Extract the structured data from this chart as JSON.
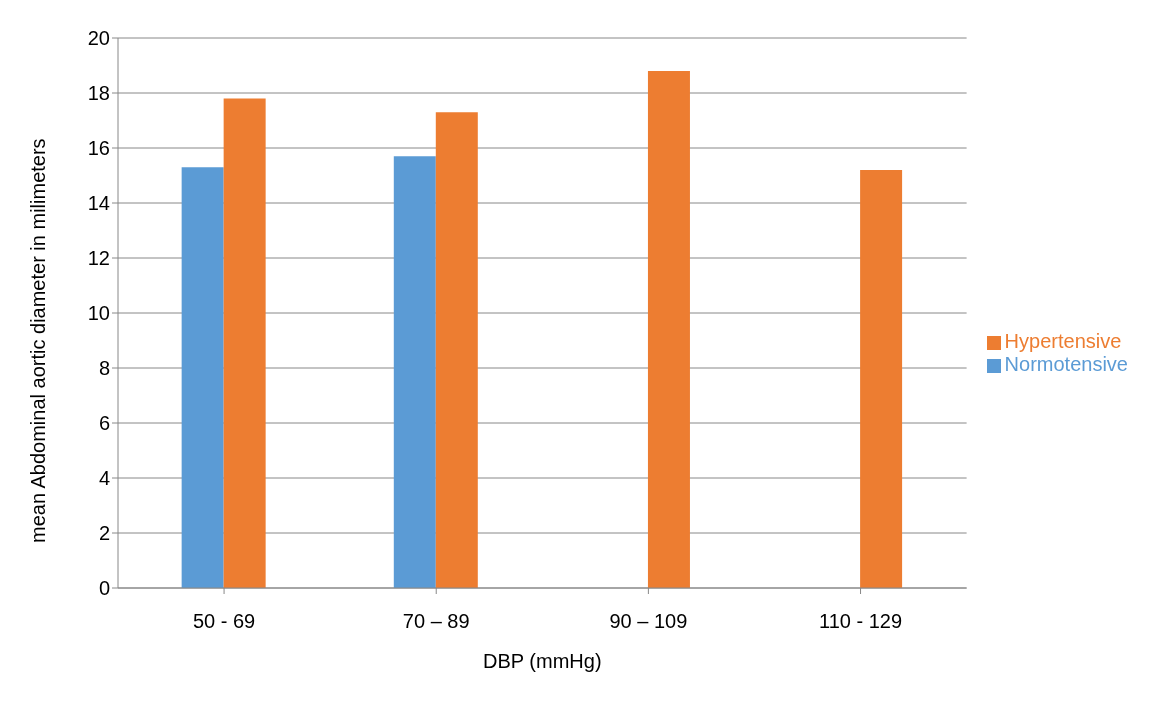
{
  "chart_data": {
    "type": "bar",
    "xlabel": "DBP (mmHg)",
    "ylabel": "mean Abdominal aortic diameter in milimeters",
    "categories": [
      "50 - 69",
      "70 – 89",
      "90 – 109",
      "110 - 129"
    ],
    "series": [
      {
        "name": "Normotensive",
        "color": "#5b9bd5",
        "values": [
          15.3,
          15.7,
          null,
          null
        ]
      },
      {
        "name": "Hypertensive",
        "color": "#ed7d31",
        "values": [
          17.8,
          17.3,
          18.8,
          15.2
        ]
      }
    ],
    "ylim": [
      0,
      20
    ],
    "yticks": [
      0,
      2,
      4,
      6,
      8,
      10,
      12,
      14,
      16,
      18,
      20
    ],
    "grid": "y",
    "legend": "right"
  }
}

__________________________________________________

#### Written request:
Copy all the lines of data exactly as they appear, dropping any images.

#### Complete output:
Extract the structured data from this chart as JSON.
{
  "chart_data": {
    "type": "bar",
    "xlabel": "DBP (mmHg)",
    "ylabel": "mean Abdominal aortic diameter in milimeters",
    "categories": [
      "50 - 69",
      "70 – 89",
      "90 – 109",
      "110 - 129"
    ],
    "series": [
      {
        "name": "Normotensive",
        "color": "#5b9bd5",
        "values": [
          15.3,
          15.7,
          null,
          null
        ]
      },
      {
        "name": "Hypertensive",
        "color": "#ed7d31",
        "values": [
          17.8,
          17.3,
          18.8,
          15.2
        ]
      }
    ],
    "ylim": [
      0,
      20
    ],
    "yticks": [
      0,
      2,
      4,
      6,
      8,
      10,
      12,
      14,
      16,
      18,
      20
    ],
    "grid": "y",
    "legend": "right"
  }
}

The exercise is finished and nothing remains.